Given information:
^^^^

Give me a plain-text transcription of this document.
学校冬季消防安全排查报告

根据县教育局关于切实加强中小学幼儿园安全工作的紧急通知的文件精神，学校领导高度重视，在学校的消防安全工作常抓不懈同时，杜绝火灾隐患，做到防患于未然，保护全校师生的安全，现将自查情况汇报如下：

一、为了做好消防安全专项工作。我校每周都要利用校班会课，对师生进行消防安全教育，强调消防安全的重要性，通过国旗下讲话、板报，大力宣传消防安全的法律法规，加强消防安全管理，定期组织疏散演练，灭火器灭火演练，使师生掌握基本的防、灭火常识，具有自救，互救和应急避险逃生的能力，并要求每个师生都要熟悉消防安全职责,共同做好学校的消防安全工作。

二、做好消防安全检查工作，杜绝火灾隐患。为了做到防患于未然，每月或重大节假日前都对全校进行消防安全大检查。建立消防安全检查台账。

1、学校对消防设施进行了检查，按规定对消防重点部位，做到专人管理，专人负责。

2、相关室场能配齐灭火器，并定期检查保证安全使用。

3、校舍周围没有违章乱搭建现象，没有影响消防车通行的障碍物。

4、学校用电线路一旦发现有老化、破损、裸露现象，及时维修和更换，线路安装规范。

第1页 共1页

^^^^

Task to complete:
Go through the records above and copy every line with the word "杜绝火灾隐患".

Complete answer:
根据县教育局关于切实加强中小学幼儿园安全工作的紧急通知的文件精神，学校领导高度重视，在学校的消防安全工作常抓不懈同时，杜绝火灾隐患，做到防患于未然，保护全校师生的安全，现将自查情况汇报如下：
二、做好消防安全检查工作，杜绝火灾隐患。为了做到防患于未然，每月或重大节假日前都对全校进行消防安全大检查。建立消防安全检查台账。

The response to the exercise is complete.